■ WHAT THE TASK ASKS
Set down each line of the material that follows, exactly, with no pictures.

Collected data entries
begin

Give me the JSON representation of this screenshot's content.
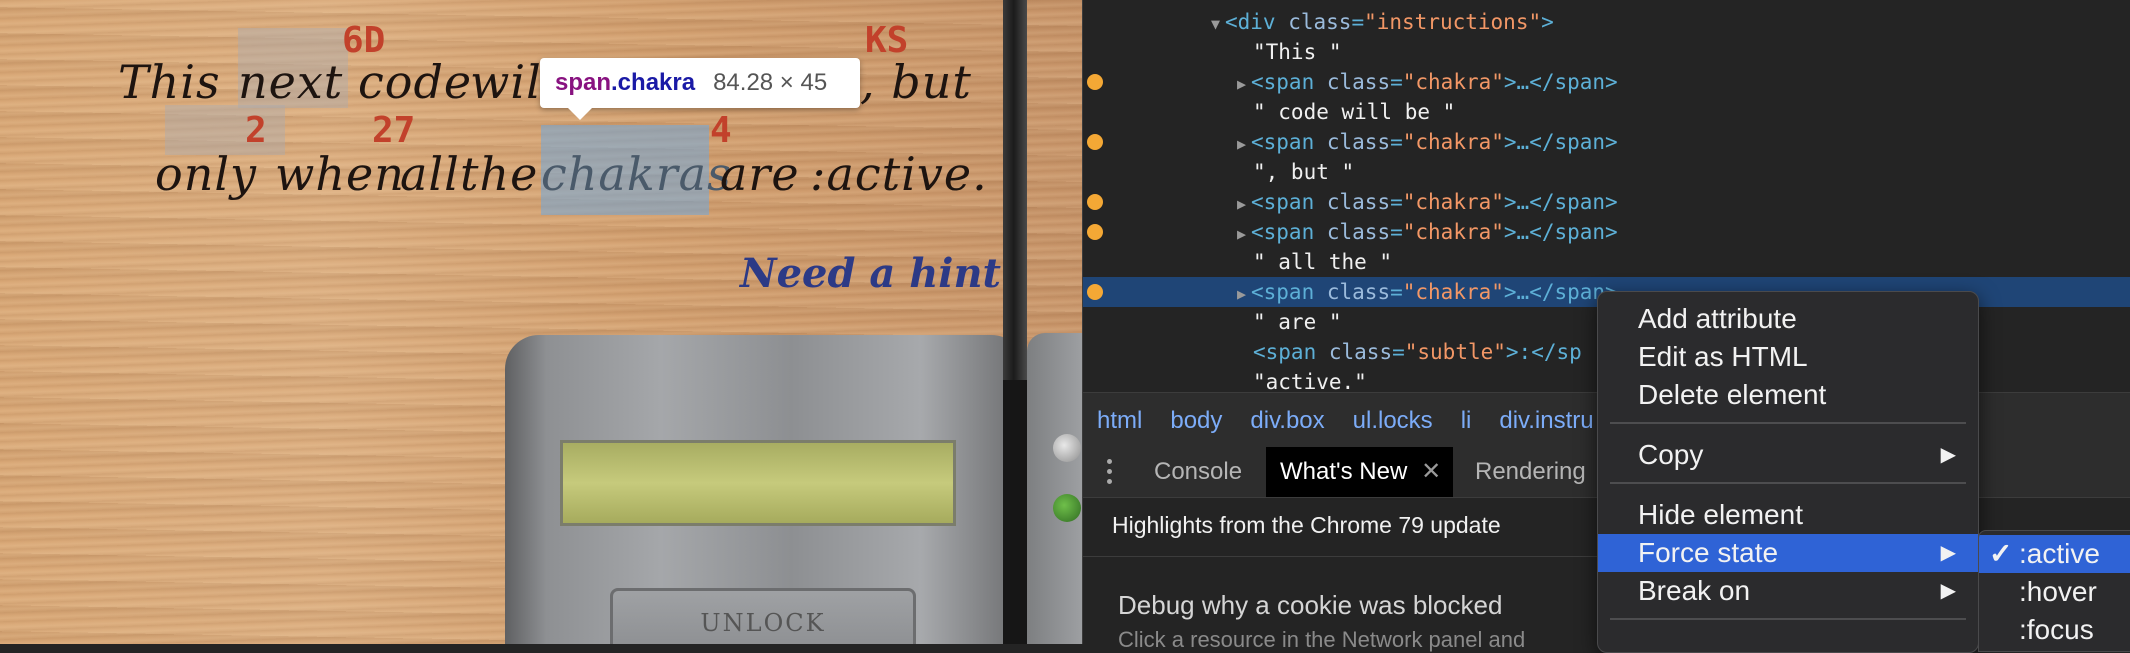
{
  "page": {
    "line1": {
      "w1": "This",
      "w2": "next",
      "w3": "code",
      "w4": "will",
      "w5": ", but"
    },
    "line2": {
      "w1": "only",
      "w2": "when",
      "w3": "all",
      "w4": "the",
      "w5": "chakras",
      "w6": "are",
      "w7": ":active."
    },
    "code_fragments": [
      "6D",
      "KS",
      "2",
      "27",
      "4"
    ],
    "hint_link": "Need a hint?",
    "unlock_button": "UNLOCK"
  },
  "inspect_tooltip": {
    "tag": "span",
    "class": ".chakra",
    "size": "84.28 × 45"
  },
  "elements_panel": {
    "lines": [
      {
        "open": "<div",
        "attr": "class",
        "val": "\"instructions\"",
        "close": ">"
      },
      {
        "text": "\"This \""
      },
      {
        "open": "<span",
        "attr": "class",
        "val": "\"chakra\"",
        "close": ">…</span>"
      },
      {
        "text": "\" code will be \""
      },
      {
        "open": "<span",
        "attr": "class",
        "val": "\"chakra\"",
        "close": ">…</span>"
      },
      {
        "text": "\", but \""
      },
      {
        "open": "<span",
        "attr": "class",
        "val": "\"chakra\"",
        "close": ">…</span>"
      },
      {
        "open": "<span",
        "attr": "class",
        "val": "\"chakra\"",
        "close": ">…</span>"
      },
      {
        "text": "\" all the \""
      },
      {
        "open": "<span",
        "attr": "class",
        "val": "\"chakra\"",
        "close": ">…</span>"
      },
      {
        "text": "\" are \""
      },
      {
        "open": "<span",
        "attr": "class",
        "val": "\"subtle\"",
        "close": ">:</sp"
      },
      {
        "text": "\"active.\""
      }
    ]
  },
  "breadcrumbs": [
    "html",
    "body",
    "div.box",
    "ul.locks",
    "li",
    "div.instru"
  ],
  "drawer": {
    "tabs": [
      "Console",
      "What's New",
      "Rendering"
    ],
    "highlights": "Highlights from the Chrome 79 update",
    "feature_title": "Debug why a cookie was blocked",
    "feature_desc": "Click a resource in the Network panel and"
  },
  "context_menu": {
    "add_attribute": "Add attribute",
    "edit_as_html": "Edit as HTML",
    "delete_element": "Delete element",
    "copy": "Copy",
    "hide_element": "Hide element",
    "force_state": "Force state",
    "break_on": "Break on"
  },
  "force_state_submenu": {
    "check": "✓",
    "active": ":active",
    "hover": ":hover",
    "focus": ":focus"
  },
  "colors": {
    "selection": "#2f63d6",
    "breakpoint_dot": "#f4a835",
    "code_fragment": "#c2412b",
    "hint": "#2c3a86"
  }
}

end

■ SOLUTION
Give me the JSON representation of this screenshot's content.
{
  "page": {
    "line1": {
      "w1": "This",
      "w2": "next",
      "w3": "code",
      "w4": "will",
      "w5": ", but"
    },
    "line2": {
      "w1": "only",
      "w2": "when",
      "w3": "all",
      "w4": "the",
      "w5": "chakras",
      "w6": "are",
      "w7": ":active."
    },
    "code_fragments": [
      "6D",
      "KS",
      "2",
      "27",
      "4"
    ],
    "hint_link": "Need a hint?",
    "unlock_button": "UNLOCK"
  },
  "inspect_tooltip": {
    "tag": "span",
    "class": ".chakra",
    "size": "84.28 × 45"
  },
  "elements_panel": {
    "lines": [
      {
        "open": "<div",
        "attr": "class",
        "val": "\"instructions\"",
        "close": ">"
      },
      {
        "text": "\"This \""
      },
      {
        "open": "<span",
        "attr": "class",
        "val": "\"chakra\"",
        "close": ">…</span>"
      },
      {
        "text": "\" code will be \""
      },
      {
        "open": "<span",
        "attr": "class",
        "val": "\"chakra\"",
        "close": ">…</span>"
      },
      {
        "text": "\", but \""
      },
      {
        "open": "<span",
        "attr": "class",
        "val": "\"chakra\"",
        "close": ">…</span>"
      },
      {
        "open": "<span",
        "attr": "class",
        "val": "\"chakra\"",
        "close": ">…</span>"
      },
      {
        "text": "\" all the \""
      },
      {
        "open": "<span",
        "attr": "class",
        "val": "\"chakra\"",
        "close": ">…</span>"
      },
      {
        "text": "\" are \""
      },
      {
        "open": "<span",
        "attr": "class",
        "val": "\"subtle\"",
        "close": ">:</sp"
      },
      {
        "text": "\"active.\""
      }
    ]
  },
  "breadcrumbs": [
    "html",
    "body",
    "div.box",
    "ul.locks",
    "li",
    "div.instru"
  ],
  "drawer": {
    "tabs": [
      "Console",
      "What's New",
      "Rendering"
    ],
    "highlights": "Highlights from the Chrome 79 update",
    "feature_title": "Debug why a cookie was blocked",
    "feature_desc": "Click a resource in the Network panel and"
  },
  "context_menu": {
    "add_attribute": "Add attribute",
    "edit_as_html": "Edit as HTML",
    "delete_element": "Delete element",
    "copy": "Copy",
    "hide_element": "Hide element",
    "force_state": "Force state",
    "break_on": "Break on"
  },
  "force_state_submenu": {
    "check": "✓",
    "active": ":active",
    "hover": ":hover",
    "focus": ":focus"
  },
  "colors": {
    "selection": "#2f63d6",
    "breakpoint_dot": "#f4a835",
    "code_fragment": "#c2412b",
    "hint": "#2c3a86"
  }
}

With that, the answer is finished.